Items listed in a dataset:
────
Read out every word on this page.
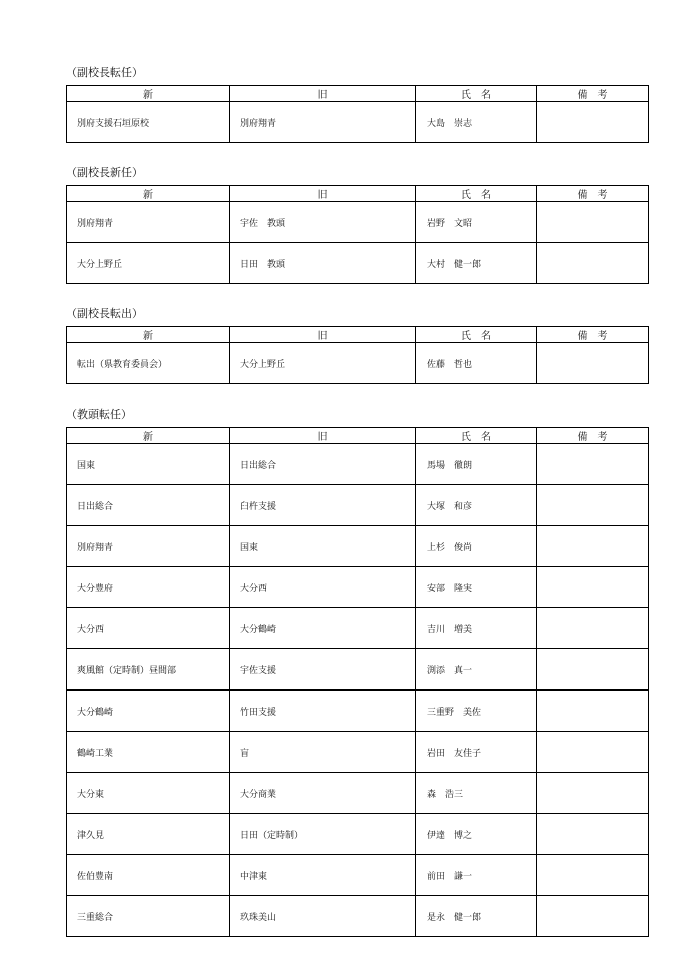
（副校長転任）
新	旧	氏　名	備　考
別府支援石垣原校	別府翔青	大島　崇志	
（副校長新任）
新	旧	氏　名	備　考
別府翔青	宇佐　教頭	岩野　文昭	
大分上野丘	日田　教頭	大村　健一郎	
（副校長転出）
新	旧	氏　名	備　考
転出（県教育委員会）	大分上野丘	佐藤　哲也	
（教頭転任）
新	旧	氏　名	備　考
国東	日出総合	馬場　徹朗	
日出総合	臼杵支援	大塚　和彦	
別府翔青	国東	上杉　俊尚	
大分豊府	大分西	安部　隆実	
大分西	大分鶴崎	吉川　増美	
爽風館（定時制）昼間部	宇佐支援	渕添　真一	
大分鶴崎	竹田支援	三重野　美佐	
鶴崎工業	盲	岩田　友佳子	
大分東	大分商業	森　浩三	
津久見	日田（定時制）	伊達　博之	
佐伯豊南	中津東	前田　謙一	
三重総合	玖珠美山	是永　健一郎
────
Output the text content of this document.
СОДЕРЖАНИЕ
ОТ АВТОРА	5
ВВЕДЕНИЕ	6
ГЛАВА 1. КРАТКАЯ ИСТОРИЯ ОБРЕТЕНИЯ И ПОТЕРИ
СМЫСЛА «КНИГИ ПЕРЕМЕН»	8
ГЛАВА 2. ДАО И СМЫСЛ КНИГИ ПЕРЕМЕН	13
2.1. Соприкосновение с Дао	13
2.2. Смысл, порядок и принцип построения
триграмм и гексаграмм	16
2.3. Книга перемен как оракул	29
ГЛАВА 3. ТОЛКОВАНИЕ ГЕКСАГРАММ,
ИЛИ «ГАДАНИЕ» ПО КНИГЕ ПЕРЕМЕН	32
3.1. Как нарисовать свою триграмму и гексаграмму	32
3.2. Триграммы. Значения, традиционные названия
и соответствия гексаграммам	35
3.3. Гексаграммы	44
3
────
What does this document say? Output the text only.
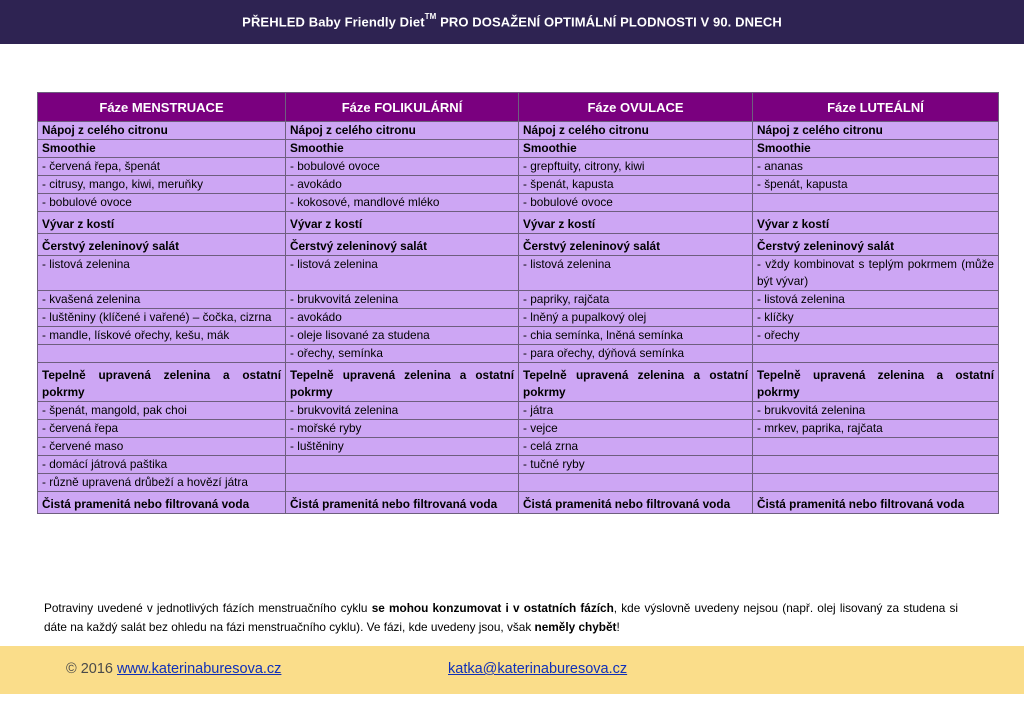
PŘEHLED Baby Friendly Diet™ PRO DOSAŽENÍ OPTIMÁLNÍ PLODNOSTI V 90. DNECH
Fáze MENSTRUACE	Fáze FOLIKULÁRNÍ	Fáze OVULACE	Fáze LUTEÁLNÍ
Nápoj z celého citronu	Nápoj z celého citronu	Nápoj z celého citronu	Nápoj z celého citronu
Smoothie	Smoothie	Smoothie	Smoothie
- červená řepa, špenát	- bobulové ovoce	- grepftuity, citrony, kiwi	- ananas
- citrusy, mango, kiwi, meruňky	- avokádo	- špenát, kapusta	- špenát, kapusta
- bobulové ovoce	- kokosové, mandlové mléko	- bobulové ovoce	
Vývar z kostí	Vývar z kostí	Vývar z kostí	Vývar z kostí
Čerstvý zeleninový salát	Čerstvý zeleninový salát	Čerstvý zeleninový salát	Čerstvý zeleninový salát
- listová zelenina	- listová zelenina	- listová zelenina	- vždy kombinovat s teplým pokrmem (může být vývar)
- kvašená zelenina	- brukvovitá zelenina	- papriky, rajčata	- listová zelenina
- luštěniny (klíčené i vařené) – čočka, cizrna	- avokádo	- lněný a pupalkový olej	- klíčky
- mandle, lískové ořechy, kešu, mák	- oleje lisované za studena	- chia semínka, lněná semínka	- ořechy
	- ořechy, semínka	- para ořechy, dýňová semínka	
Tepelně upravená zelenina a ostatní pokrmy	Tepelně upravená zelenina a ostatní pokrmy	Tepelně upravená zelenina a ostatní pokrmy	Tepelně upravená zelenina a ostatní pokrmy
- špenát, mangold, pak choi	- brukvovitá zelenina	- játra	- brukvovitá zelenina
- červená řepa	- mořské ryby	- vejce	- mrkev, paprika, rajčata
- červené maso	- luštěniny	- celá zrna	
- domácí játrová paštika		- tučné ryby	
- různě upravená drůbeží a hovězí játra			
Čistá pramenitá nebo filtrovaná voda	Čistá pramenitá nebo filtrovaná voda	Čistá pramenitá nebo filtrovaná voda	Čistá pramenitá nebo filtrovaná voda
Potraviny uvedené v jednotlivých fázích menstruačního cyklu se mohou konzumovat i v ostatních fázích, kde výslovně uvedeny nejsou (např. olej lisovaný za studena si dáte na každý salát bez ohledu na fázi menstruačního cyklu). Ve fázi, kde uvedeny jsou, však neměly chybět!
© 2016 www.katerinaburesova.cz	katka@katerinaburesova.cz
────
From the data above, copy each line where the string "rajčata" appears.

The result
- kvašená zelenina	- brukvovitá zelenina	- papriky, rajčata	- listová zelenina
- červená řepa	- mořské ryby	- vejce	- mrkev, paprika, rajčata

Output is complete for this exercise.